Given problem
Lines that include the word "content" are the ones to copy.

-----

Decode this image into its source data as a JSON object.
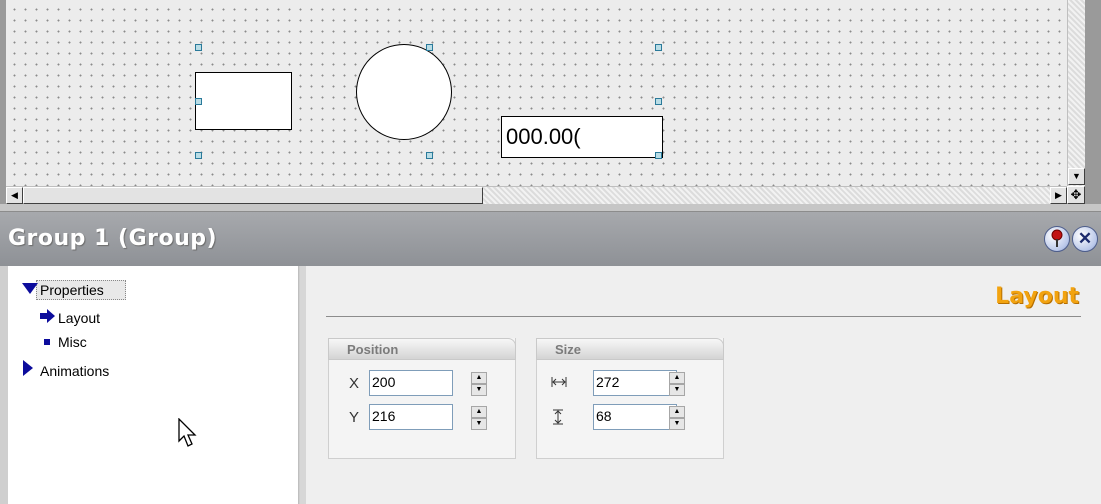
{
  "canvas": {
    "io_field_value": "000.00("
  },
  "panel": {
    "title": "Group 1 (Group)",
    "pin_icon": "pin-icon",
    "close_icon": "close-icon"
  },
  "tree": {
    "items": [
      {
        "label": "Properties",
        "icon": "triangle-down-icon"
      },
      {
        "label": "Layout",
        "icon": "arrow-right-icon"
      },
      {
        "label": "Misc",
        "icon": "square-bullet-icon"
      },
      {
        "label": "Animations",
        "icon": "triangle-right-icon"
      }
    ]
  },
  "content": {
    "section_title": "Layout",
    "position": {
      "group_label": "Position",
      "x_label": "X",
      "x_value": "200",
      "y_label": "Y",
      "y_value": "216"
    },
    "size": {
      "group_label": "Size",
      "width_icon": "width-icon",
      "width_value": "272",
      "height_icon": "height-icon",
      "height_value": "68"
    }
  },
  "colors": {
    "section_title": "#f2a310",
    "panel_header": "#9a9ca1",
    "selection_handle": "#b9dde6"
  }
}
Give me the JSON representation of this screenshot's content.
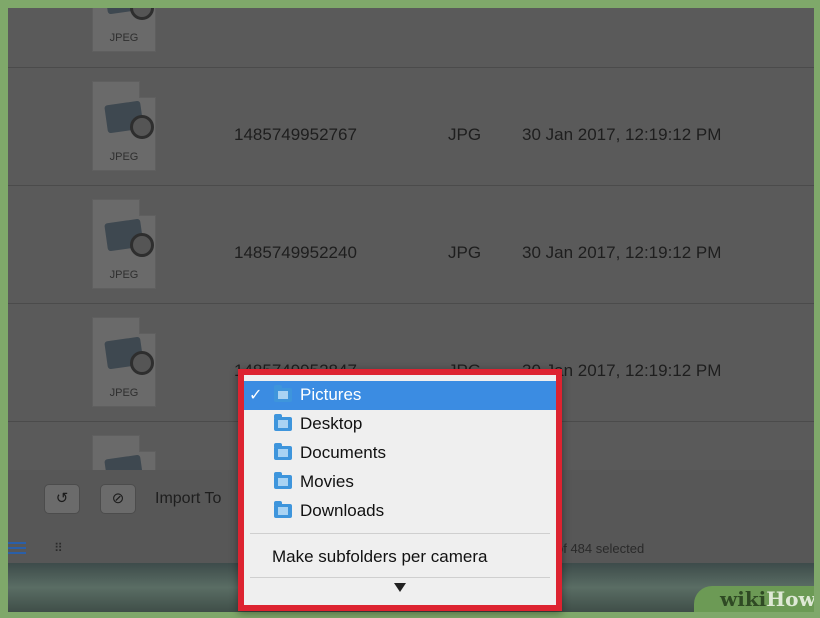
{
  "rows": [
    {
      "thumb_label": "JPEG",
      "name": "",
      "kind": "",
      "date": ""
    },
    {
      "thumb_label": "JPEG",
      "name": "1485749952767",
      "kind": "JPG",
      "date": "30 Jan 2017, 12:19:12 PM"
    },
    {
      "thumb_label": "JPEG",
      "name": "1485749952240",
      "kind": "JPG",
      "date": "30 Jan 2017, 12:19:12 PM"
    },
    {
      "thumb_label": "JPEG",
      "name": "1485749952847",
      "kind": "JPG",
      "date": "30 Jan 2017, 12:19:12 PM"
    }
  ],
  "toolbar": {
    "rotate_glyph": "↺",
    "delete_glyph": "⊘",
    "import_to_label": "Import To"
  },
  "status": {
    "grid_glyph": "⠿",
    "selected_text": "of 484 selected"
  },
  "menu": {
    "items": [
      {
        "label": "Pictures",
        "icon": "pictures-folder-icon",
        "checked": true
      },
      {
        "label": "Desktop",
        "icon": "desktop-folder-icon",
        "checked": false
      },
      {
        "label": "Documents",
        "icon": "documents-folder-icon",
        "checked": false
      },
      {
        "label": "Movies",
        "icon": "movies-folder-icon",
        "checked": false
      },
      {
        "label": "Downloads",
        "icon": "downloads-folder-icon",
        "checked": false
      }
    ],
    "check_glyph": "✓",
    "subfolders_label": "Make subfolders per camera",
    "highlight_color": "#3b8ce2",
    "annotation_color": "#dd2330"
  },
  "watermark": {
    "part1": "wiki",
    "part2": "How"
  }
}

-----

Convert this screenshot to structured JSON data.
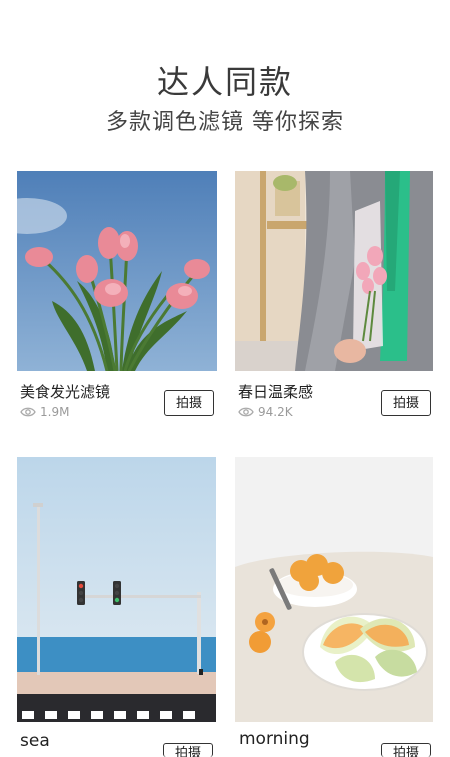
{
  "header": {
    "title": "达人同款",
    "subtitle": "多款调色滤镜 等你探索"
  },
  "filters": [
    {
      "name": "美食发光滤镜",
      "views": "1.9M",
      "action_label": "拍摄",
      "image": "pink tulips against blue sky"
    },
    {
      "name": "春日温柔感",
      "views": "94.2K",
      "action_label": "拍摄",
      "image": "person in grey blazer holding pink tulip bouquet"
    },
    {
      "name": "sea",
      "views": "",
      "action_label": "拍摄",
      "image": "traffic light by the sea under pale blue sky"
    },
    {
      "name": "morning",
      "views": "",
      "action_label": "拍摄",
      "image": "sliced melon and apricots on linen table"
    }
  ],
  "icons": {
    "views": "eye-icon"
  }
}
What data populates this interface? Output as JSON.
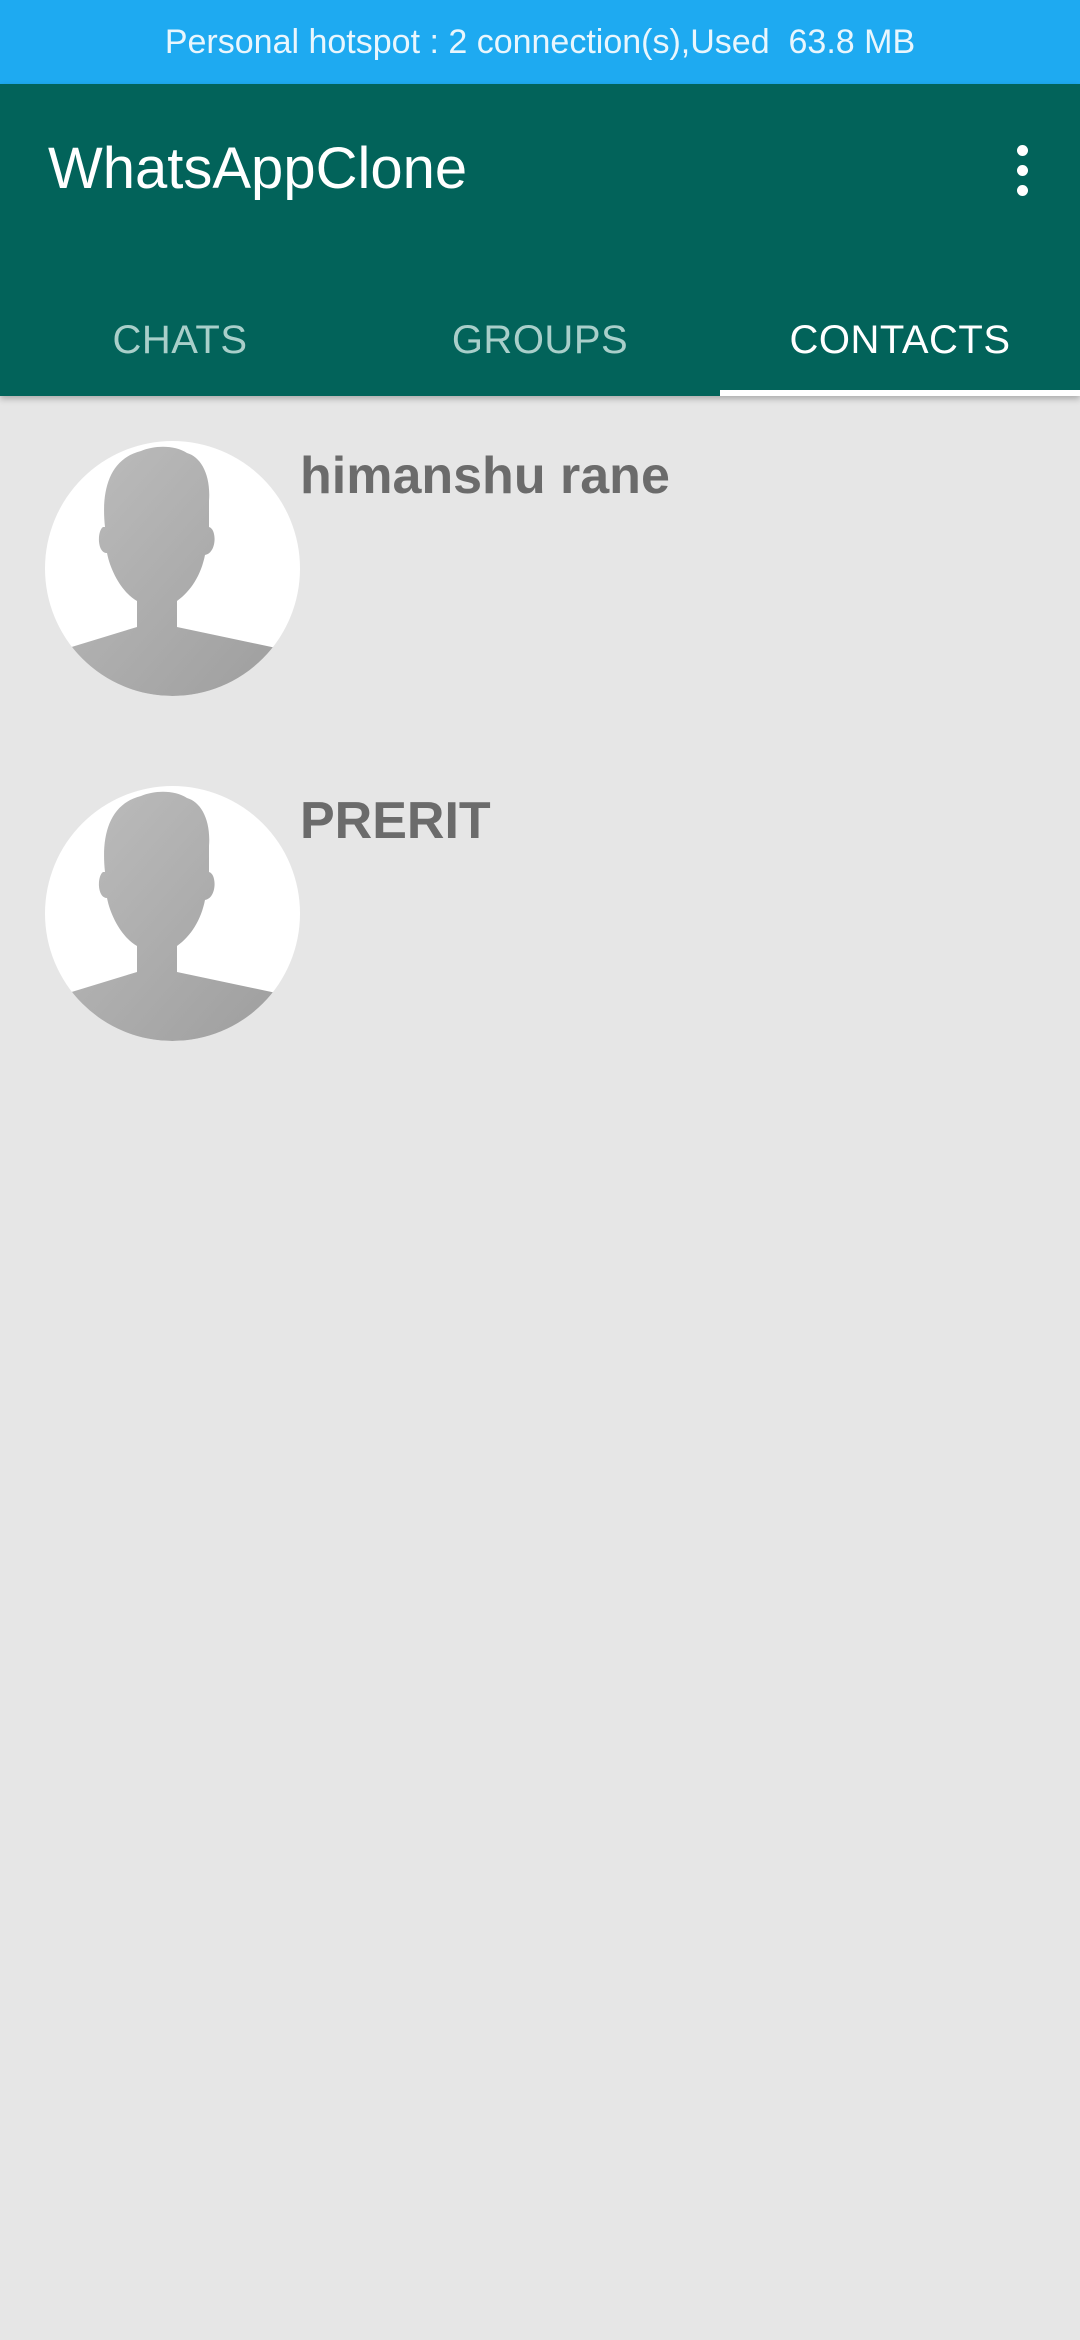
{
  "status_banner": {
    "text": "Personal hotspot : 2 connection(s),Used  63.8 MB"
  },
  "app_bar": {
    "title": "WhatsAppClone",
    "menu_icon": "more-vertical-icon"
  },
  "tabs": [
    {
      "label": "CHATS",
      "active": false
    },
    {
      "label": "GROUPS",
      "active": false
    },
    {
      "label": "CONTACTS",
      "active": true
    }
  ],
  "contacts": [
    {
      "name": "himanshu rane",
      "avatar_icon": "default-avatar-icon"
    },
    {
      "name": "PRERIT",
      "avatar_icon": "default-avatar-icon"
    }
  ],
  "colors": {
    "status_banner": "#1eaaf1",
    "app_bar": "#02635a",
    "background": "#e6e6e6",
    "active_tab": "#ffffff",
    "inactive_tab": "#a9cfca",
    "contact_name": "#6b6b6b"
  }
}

-----

Finished exercise
  "content": {
Give me the JSON representation of this screenshot's content.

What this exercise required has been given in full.